-- WORK REQUIRED --
Leaving out all images, write out the records that follow exactly.

::: INFORMATION PROVIDED :::

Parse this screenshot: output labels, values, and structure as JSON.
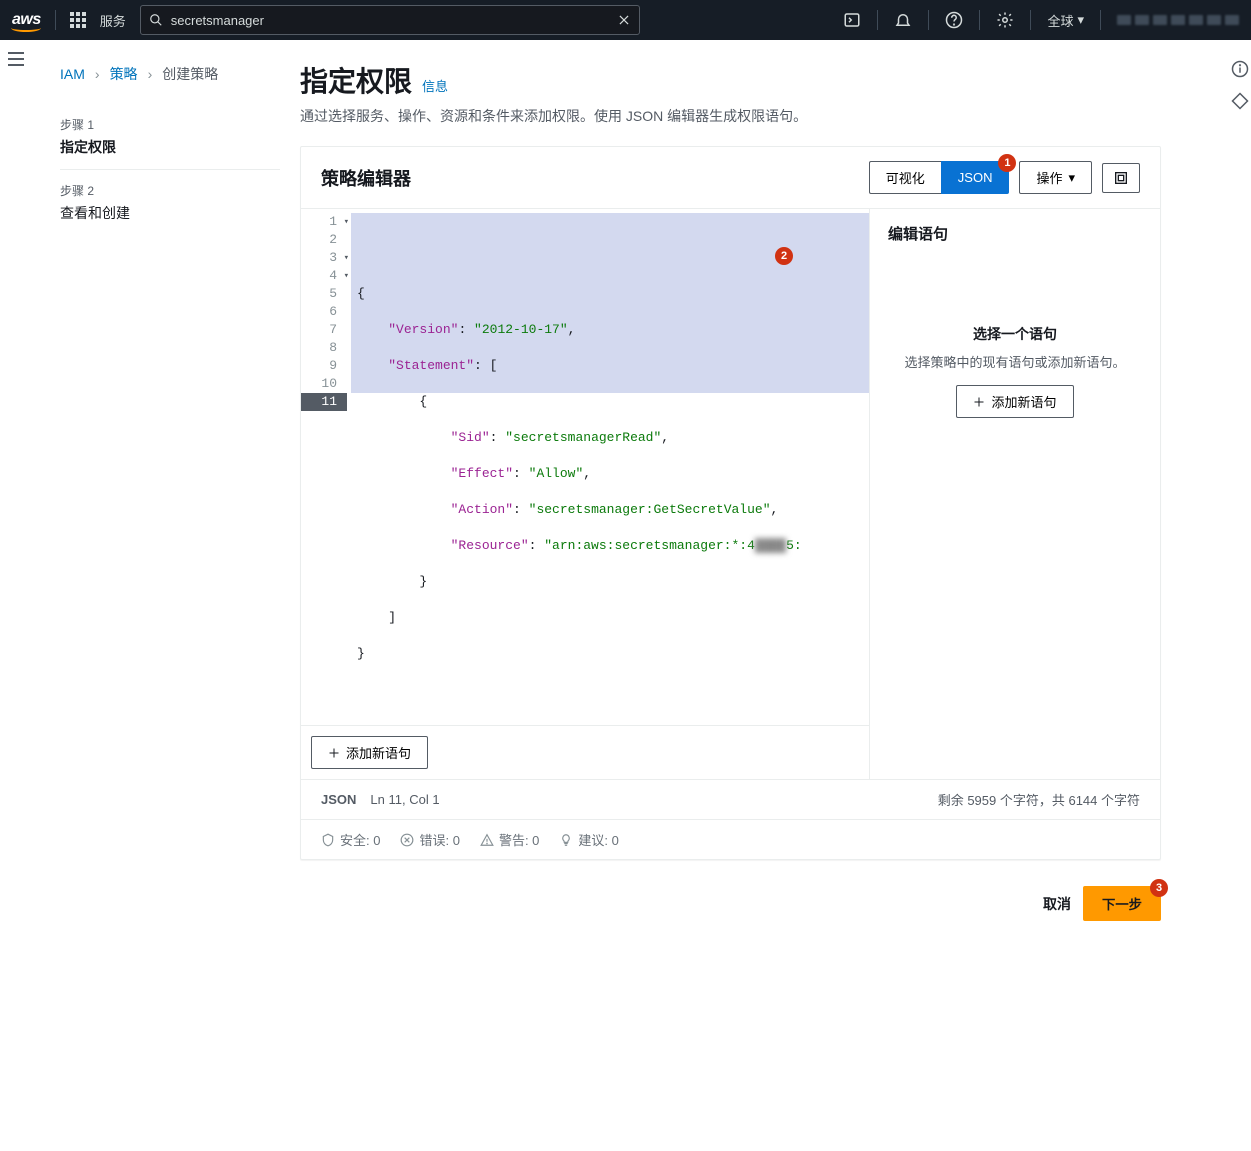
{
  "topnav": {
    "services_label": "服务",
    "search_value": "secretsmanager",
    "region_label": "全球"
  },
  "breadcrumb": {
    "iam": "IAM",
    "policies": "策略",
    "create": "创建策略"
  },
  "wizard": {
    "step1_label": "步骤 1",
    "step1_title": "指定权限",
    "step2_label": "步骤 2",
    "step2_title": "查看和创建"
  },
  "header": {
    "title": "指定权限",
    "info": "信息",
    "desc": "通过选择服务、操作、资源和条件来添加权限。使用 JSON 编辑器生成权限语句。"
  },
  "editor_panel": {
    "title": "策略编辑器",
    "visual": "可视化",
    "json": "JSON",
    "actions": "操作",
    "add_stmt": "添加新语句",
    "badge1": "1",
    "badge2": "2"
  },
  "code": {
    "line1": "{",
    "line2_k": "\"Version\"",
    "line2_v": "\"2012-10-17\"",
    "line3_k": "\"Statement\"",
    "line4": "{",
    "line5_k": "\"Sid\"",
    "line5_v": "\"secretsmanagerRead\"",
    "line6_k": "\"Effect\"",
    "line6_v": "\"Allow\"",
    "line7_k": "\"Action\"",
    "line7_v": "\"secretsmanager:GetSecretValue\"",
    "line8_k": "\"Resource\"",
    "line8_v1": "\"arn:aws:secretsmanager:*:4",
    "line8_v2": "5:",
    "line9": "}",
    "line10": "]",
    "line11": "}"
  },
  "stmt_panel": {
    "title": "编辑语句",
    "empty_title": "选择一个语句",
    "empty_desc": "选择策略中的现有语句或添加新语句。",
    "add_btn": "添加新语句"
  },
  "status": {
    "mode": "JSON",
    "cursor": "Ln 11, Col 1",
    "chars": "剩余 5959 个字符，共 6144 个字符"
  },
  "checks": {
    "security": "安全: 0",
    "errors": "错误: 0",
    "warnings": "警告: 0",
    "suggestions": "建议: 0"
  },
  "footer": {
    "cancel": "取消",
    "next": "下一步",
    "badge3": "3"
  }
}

:::

-- OUTPUT BELOW --
Parse this screenshot: output labels, values, and structure as JSON.
{
  "topnav": {
    "services_label": "服务",
    "search_value": "secretsmanager",
    "region_label": "全球"
  },
  "breadcrumb": {
    "iam": "IAM",
    "policies": "策略",
    "create": "创建策略"
  },
  "wizard": {
    "step1_label": "步骤 1",
    "step1_title": "指定权限",
    "step2_label": "步骤 2",
    "step2_title": "查看和创建"
  },
  "header": {
    "title": "指定权限",
    "info": "信息",
    "desc": "通过选择服务、操作、资源和条件来添加权限。使用 JSON 编辑器生成权限语句。"
  },
  "editor_panel": {
    "title": "策略编辑器",
    "visual": "可视化",
    "json": "JSON",
    "actions": "操作",
    "add_stmt": "添加新语句",
    "badge1": "1",
    "badge2": "2"
  },
  "code": {
    "line1": "{",
    "line2_k": "\"Version\"",
    "line2_v": "\"2012-10-17\"",
    "line3_k": "\"Statement\"",
    "line4": "{",
    "line5_k": "\"Sid\"",
    "line5_v": "\"secretsmanagerRead\"",
    "line6_k": "\"Effect\"",
    "line6_v": "\"Allow\"",
    "line7_k": "\"Action\"",
    "line7_v": "\"secretsmanager:GetSecretValue\"",
    "line8_k": "\"Resource\"",
    "line8_v1": "\"arn:aws:secretsmanager:*:4",
    "line8_v2": "5:",
    "line9": "}",
    "line10": "]",
    "line11": "}"
  },
  "stmt_panel": {
    "title": "编辑语句",
    "empty_title": "选择一个语句",
    "empty_desc": "选择策略中的现有语句或添加新语句。",
    "add_btn": "添加新语句"
  },
  "status": {
    "mode": "JSON",
    "cursor": "Ln 11, Col 1",
    "chars": "剩余 5959 个字符，共 6144 个字符"
  },
  "checks": {
    "security": "安全: 0",
    "errors": "错误: 0",
    "warnings": "警告: 0",
    "suggestions": "建议: 0"
  },
  "footer": {
    "cancel": "取消",
    "next": "下一步",
    "badge3": "3"
  }
}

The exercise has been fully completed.